Dataset rows about figures
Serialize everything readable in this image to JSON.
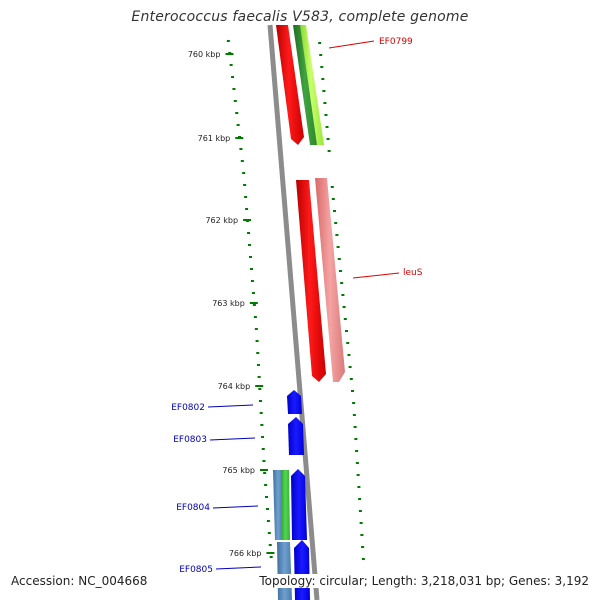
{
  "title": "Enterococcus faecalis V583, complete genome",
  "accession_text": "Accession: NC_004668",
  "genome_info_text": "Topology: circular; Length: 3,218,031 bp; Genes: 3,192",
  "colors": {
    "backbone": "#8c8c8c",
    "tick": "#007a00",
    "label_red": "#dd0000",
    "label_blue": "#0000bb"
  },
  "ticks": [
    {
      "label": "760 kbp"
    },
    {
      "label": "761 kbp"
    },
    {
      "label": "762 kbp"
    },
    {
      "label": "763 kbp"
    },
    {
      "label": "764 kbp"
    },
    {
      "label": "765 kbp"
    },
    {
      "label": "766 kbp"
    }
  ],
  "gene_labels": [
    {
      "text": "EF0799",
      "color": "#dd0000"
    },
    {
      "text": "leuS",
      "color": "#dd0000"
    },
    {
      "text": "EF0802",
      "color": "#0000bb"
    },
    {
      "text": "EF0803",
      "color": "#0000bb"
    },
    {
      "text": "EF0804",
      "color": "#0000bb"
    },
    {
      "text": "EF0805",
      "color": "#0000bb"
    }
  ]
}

INSTRUCTIONS TO FOLLOW: I'd like the data above duplicated exactly, with no pictures included.

ANSWER AREA:
Serialize everything readable in this image to JSON.
{
  "title": "Enterococcus faecalis V583, complete genome",
  "accession_text": "Accession: NC_004668",
  "genome_info_text": "Topology: circular; Length: 3,218,031 bp; Genes: 3,192",
  "colors": {
    "backbone": "#8c8c8c",
    "tick": "#007a00",
    "label_red": "#dd0000",
    "label_blue": "#0000bb"
  },
  "ticks": [
    {
      "label": "760 kbp"
    },
    {
      "label": "761 kbp"
    },
    {
      "label": "762 kbp"
    },
    {
      "label": "763 kbp"
    },
    {
      "label": "764 kbp"
    },
    {
      "label": "765 kbp"
    },
    {
      "label": "766 kbp"
    }
  ],
  "gene_labels": [
    {
      "text": "EF0799",
      "color": "#dd0000"
    },
    {
      "text": "leuS",
      "color": "#dd0000"
    },
    {
      "text": "EF0802",
      "color": "#0000bb"
    },
    {
      "text": "EF0803",
      "color": "#0000bb"
    },
    {
      "text": "EF0804",
      "color": "#0000bb"
    },
    {
      "text": "EF0805",
      "color": "#0000bb"
    }
  ]
}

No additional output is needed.